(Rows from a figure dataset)
○ ○ ○ ○ ○ ○ ○
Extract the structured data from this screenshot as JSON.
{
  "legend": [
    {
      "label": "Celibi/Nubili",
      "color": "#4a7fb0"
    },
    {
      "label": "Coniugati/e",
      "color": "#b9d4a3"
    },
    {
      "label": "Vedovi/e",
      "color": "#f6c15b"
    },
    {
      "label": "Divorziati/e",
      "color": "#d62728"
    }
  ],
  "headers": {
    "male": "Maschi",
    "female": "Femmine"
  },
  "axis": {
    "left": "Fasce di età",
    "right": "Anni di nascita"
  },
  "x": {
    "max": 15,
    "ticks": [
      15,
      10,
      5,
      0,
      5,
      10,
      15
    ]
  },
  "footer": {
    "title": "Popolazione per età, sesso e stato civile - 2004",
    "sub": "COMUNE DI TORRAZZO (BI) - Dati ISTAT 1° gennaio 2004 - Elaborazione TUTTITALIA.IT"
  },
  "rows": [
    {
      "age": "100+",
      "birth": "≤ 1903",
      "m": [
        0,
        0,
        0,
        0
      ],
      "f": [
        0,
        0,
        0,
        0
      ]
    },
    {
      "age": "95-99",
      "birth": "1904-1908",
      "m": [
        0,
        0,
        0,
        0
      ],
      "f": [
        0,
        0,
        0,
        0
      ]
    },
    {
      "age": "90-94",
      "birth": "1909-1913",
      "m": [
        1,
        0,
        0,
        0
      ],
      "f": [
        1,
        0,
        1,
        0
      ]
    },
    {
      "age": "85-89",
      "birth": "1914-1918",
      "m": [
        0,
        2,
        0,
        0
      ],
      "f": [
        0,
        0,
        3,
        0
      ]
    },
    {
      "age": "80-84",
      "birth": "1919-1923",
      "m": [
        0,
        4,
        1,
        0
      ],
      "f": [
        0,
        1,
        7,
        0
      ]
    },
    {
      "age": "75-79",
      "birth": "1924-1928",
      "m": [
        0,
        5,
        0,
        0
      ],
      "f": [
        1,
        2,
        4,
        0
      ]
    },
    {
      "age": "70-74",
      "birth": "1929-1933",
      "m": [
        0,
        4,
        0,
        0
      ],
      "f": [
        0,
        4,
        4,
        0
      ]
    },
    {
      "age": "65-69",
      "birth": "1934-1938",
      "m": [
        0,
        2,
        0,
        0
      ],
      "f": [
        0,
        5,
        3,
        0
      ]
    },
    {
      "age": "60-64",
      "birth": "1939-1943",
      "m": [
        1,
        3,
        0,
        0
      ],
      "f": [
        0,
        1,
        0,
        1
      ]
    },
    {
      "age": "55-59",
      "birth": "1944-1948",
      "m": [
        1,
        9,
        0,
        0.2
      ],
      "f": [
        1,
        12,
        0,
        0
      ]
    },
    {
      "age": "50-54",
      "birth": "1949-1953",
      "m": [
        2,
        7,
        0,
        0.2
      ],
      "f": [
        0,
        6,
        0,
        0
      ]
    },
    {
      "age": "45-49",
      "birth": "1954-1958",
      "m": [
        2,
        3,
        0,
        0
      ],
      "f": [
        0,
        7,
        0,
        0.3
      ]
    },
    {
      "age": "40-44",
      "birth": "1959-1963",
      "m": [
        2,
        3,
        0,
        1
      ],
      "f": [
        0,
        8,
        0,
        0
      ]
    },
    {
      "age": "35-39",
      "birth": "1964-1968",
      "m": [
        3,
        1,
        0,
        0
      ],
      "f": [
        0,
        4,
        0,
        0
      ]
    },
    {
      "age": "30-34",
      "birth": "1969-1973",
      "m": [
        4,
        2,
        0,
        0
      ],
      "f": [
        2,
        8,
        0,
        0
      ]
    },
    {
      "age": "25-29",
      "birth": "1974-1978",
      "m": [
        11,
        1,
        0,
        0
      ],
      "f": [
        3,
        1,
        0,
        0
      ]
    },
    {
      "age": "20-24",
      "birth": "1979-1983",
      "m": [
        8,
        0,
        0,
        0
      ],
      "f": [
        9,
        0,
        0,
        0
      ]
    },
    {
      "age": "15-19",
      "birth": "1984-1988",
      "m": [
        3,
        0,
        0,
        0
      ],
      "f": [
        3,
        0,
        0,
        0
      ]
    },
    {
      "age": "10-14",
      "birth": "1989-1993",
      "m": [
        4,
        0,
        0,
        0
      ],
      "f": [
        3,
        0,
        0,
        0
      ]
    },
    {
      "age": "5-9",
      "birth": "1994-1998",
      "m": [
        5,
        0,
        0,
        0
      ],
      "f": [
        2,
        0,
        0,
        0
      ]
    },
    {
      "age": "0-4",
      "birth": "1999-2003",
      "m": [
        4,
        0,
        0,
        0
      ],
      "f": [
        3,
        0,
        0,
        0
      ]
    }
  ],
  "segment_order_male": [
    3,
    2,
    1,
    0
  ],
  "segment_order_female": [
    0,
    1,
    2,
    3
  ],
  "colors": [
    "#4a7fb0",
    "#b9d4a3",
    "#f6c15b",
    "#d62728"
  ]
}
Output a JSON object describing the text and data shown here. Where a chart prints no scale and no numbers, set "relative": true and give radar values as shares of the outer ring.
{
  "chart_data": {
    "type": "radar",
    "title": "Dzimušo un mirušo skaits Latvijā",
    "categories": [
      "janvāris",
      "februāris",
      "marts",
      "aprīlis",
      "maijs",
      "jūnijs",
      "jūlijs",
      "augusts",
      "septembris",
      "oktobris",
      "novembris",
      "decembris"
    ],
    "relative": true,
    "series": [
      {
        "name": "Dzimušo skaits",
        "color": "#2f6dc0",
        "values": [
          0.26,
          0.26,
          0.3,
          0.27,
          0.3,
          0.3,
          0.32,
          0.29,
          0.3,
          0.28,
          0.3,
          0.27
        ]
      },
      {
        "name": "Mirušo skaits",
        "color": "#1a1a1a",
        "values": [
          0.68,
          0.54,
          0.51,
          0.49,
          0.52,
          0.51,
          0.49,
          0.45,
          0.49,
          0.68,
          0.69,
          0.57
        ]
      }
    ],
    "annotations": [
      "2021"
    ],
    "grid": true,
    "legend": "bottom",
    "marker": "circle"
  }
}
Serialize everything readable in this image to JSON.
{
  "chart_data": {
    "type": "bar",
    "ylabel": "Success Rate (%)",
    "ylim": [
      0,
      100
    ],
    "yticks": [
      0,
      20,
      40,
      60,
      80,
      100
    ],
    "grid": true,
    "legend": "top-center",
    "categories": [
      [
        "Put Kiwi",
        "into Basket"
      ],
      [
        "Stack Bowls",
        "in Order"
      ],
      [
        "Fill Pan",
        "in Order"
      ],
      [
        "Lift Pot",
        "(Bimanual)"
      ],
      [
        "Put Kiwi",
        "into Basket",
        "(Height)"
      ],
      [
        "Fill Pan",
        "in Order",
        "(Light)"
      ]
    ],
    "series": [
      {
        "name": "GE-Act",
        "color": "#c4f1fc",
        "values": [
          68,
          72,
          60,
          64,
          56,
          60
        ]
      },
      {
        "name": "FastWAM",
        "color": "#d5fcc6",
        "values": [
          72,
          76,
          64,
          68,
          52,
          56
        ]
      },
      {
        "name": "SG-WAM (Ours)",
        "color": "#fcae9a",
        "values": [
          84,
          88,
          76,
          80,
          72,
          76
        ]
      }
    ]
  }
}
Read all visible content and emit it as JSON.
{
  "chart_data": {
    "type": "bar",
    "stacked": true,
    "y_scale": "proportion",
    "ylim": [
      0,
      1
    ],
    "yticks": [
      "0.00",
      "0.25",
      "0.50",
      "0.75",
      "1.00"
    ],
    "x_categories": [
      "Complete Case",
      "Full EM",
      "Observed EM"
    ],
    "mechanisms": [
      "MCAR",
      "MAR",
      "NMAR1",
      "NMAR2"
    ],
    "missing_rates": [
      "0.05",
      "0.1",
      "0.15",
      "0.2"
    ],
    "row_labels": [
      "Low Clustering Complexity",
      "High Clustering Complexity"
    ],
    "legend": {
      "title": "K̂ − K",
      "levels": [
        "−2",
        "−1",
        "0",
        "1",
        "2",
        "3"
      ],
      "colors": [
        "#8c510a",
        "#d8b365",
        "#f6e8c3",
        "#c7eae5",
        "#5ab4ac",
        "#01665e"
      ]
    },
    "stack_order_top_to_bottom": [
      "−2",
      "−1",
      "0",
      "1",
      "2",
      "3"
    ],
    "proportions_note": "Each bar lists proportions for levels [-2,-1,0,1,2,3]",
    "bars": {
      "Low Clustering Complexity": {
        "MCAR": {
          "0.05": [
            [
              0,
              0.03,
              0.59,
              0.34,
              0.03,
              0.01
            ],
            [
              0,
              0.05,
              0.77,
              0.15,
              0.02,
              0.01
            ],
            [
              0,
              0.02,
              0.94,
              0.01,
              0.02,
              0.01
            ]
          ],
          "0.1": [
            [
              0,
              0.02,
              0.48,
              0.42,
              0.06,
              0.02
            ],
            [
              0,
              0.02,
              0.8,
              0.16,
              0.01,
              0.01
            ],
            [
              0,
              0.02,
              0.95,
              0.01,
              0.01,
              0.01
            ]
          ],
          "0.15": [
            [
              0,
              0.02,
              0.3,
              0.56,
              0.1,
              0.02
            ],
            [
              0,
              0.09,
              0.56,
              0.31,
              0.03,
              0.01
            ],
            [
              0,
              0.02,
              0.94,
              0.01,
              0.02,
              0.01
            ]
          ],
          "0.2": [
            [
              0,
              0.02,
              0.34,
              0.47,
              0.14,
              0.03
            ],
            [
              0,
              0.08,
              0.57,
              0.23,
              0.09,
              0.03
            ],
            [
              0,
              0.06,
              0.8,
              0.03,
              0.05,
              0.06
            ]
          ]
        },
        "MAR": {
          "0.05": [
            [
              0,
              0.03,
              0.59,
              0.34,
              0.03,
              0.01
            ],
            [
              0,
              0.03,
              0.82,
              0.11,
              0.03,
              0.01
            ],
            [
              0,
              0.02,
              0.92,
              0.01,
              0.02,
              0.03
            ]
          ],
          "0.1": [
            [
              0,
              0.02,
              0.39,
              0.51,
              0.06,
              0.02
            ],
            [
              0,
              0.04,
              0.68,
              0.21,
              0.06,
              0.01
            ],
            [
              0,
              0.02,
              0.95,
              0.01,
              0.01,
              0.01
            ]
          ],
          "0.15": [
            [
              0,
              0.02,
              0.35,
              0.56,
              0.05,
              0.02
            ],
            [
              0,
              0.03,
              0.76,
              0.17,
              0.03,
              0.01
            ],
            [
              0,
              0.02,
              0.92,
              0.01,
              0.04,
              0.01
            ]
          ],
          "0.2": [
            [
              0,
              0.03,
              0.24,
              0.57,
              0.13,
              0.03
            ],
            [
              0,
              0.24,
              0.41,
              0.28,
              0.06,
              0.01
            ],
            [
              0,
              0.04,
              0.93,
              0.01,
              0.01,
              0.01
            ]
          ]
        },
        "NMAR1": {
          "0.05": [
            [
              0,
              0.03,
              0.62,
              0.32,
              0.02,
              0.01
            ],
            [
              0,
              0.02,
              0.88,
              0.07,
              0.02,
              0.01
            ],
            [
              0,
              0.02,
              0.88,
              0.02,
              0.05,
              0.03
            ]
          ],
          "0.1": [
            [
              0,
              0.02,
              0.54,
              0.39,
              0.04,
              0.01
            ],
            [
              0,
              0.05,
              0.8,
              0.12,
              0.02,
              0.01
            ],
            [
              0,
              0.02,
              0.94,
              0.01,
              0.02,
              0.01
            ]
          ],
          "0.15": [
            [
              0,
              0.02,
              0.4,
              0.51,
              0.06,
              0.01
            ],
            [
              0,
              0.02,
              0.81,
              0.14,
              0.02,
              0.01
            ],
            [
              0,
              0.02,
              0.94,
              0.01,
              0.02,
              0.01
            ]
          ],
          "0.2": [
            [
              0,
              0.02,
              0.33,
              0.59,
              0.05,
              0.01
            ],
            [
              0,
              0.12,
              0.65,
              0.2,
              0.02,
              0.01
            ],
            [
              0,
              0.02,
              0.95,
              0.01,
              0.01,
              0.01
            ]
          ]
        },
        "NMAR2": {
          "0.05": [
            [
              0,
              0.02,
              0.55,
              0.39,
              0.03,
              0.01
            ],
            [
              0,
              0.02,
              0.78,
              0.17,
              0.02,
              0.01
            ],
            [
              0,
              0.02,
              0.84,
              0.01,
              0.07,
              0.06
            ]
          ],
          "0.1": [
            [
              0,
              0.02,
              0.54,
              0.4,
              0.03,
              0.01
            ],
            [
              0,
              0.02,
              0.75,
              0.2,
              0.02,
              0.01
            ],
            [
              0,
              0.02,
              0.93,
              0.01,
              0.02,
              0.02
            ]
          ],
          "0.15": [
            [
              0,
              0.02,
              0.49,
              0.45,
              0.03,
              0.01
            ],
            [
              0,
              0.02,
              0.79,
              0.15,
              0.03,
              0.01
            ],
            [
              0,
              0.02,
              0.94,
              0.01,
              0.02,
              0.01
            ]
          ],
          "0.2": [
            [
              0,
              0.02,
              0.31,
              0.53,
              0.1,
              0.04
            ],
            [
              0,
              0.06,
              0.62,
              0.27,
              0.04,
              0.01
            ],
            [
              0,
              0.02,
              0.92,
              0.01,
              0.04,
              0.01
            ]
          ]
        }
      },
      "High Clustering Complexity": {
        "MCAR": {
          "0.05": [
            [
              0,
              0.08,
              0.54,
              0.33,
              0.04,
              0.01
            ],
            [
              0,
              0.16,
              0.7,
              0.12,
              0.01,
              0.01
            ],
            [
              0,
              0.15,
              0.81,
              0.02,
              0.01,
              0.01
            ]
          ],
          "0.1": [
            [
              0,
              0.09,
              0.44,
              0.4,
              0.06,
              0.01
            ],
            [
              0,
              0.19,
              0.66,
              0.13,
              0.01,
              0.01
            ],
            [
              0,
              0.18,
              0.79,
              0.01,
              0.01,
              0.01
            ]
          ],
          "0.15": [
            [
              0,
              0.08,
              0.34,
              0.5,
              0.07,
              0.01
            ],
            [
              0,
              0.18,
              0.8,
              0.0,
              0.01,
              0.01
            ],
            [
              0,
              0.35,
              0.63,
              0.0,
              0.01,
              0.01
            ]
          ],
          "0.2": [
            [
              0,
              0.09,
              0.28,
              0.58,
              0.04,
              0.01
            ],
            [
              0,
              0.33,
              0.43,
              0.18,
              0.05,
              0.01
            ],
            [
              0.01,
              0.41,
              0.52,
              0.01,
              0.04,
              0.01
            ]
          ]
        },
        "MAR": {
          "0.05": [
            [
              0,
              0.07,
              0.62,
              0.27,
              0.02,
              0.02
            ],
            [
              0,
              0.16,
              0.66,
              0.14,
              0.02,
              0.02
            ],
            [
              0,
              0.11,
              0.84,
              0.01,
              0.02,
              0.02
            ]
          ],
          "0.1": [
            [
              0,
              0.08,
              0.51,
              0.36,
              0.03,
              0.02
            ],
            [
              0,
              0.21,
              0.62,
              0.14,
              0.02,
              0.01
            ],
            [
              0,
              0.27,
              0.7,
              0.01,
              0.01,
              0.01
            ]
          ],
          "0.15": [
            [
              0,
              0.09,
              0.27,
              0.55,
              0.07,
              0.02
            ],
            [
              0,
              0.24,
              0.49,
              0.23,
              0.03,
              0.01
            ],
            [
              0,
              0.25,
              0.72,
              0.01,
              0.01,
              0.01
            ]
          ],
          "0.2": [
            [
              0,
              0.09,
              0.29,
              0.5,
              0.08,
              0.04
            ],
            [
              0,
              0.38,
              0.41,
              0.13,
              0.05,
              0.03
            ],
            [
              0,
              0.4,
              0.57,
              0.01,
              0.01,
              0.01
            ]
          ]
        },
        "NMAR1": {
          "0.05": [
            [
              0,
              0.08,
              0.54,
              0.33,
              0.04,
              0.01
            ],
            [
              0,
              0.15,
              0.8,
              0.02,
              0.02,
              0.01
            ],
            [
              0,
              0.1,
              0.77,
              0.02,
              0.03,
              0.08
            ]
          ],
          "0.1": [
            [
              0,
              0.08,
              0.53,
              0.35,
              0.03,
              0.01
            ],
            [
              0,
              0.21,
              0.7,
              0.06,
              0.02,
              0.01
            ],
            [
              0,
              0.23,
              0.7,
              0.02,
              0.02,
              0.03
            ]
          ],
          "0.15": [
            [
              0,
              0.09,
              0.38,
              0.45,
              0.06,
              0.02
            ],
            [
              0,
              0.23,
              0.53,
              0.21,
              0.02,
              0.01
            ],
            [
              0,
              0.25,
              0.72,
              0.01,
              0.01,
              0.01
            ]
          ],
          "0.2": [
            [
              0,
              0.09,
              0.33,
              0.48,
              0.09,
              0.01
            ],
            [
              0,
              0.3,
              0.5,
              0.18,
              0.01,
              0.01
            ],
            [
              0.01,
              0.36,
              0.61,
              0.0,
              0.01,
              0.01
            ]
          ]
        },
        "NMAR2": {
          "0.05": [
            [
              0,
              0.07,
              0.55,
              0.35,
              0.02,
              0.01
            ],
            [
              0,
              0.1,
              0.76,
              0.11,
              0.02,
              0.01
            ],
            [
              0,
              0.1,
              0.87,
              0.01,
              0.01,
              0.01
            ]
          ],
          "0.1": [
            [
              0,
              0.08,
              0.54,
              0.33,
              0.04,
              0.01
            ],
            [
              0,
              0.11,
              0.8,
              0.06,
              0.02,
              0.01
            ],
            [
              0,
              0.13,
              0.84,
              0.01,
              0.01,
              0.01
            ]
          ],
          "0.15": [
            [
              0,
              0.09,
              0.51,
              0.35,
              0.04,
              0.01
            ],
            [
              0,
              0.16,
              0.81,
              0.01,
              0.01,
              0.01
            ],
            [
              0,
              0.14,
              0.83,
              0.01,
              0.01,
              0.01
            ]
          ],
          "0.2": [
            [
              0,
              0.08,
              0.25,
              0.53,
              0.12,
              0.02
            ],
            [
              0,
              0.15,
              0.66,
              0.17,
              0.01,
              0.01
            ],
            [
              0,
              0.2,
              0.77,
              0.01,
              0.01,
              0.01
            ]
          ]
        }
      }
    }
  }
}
○ ○ ○ ○ ○ ○ ○
THE TASK
Looking at the records above, report how many lines contain the word "legend". Answer with the number only.

EXERCISE RESULT
4